# Goal of the exercise
Copy out the listing exactly.

# Entries

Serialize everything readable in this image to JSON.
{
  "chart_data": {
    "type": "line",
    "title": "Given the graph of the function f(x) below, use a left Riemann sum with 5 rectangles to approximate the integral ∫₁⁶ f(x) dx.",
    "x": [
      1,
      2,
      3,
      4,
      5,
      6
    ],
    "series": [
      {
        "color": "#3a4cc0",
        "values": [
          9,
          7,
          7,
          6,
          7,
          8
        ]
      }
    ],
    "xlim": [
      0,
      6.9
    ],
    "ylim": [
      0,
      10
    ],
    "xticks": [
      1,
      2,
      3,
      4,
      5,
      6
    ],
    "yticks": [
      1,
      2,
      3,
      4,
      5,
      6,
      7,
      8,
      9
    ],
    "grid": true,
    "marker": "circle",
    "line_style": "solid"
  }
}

# Output of the exercise
Serialize everything readable in this image to JSON.
{
  "chart_data": {
    "type": "line",
    "title": "Given the graph of the function f(x) below, use a left Riemann sum with 5 rectangles to approximate the integral ∫₁⁶ f(x) dx.",
    "x": [
      1,
      2,
      3,
      4,
      5,
      6
    ],
    "series": [
      {
        "color": "#3a4cc0",
        "values": [
          9,
          7,
          7,
          6,
          7,
          8
        ]
      }
    ],
    "xlim": [
      0,
      6.9
    ],
    "ylim": [
      0,
      10
    ],
    "xticks": [
      1,
      2,
      3,
      4,
      5,
      6
    ],
    "yticks": [
      1,
      2,
      3,
      4,
      5,
      6,
      7,
      8,
      9
    ],
    "grid": true,
    "marker": "circle",
    "line_style": "solid"
  }
}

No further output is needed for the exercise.